* [DATASET EXTRACT]
= = = =

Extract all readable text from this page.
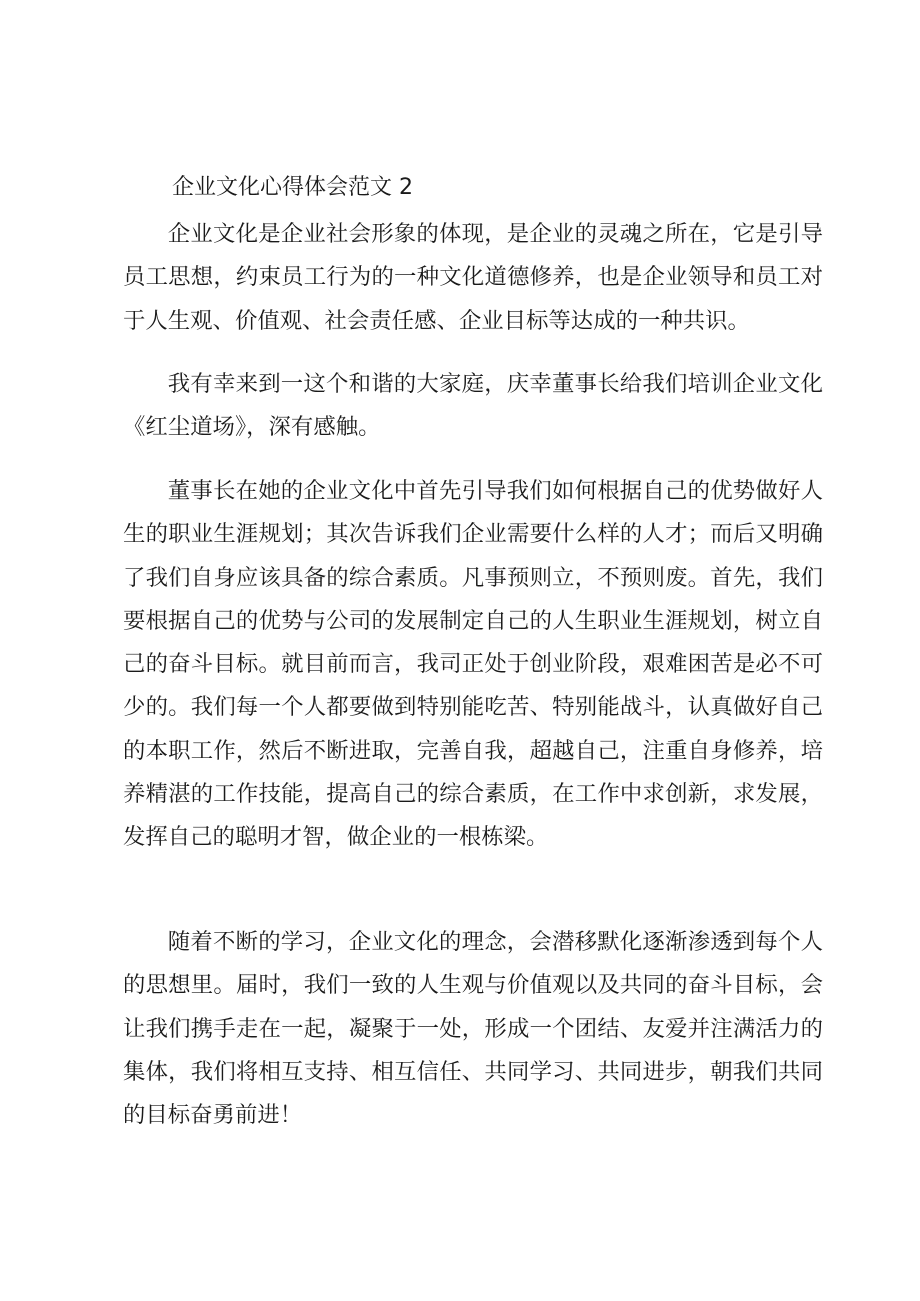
企业文化心得体会范文 2

企业文化是企业社会形象的体现，是企业的灵魂之所在，它是引导员工思想，约束员工行为的一种文化道德修养，也是企业领导和员工对于人生观、价值观、社会责任感、企业目标等达成的一种共识。

我有幸来到一这个和谐的大家庭，庆幸董事长给我们培训企业文化《红尘道场》，深有感触。

董事长在她的企业文化中首先引导我们如何根据自己的优势做好人生的职业生涯规划；其次告诉我们企业需要什么样的人才；而后又明确了我们自身应该具备的综合素质。凡事预则立，不预则废。首先，我们要根据自己的优势与公司的发展制定自己的人生职业生涯规划，树立自己的奋斗目标。就目前而言，我司正处于创业阶段，艰难困苦是必不可少的。我们每一个人都要做到特别能吃苦、特别能战斗，认真做好自己的本职工作，然后不断进取，完善自我，超越自己，注重自身修养，培养精湛的工作技能，提高自己的综合素质，在工作中求创新，求发展，发挥自己的聪明才智，做企业的一根栋梁。

随着不断的学习，企业文化的理念，会潜移默化逐渐渗透到每个人的思想里。届时，我们一致的人生观与价值观以及共同的奋斗目标，会让我们携手走在一起，凝聚于一处，形成一个团结、友爱并注满活力的集体，我们将相互支持、相互信任、共同学习、共同进步，朝我们共同的目标奋勇前进！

= = = =

Transcribe the full listing above exactly, with the images removed.

* [TASK RESULT]
Extract all readable text from this page.
企业文化心得体会范文 2

企业文化是企业社会形象的体现，是企业的灵魂之所在，它是引导员工思想，约束员工行为的一种文化道德修养，也是企业领导和员工对于人生观、价值观、社会责任感、企业目标等达成的一种共识。

我有幸来到一这个和谐的大家庭，庆幸董事长给我们培训企业文化《红尘道场》，深有感触。

董事长在她的企业文化中首先引导我们如何根据自己的优势做好人生的职业生涯规划；其次告诉我们企业需要什么样的人才；而后又明确了我们自身应该具备的综合素质。凡事预则立，不预则废。首先，我们要根据自己的优势与公司的发展制定自己的人生职业生涯规划，树立自己的奋斗目标。就目前而言，我司正处于创业阶段，艰难困苦是必不可少的。我们每一个人都要做到特别能吃苦、特别能战斗，认真做好自己的本职工作，然后不断进取，完善自我，超越自己，注重自身修养，培养精湛的工作技能，提高自己的综合素质，在工作中求创新，求发展，发挥自己的聪明才智，做企业的一根栋梁。

随着不断的学习，企业文化的理念，会潜移默化逐渐渗透到每个人的思想里。届时，我们一致的人生观与价值观以及共同的奋斗目标，会让我们携手走在一起，凝聚于一处，形成一个团结、友爱并注满活力的集体，我们将相互支持、相互信任、共同学习、共同进步，朝我们共同的目标奋勇前进！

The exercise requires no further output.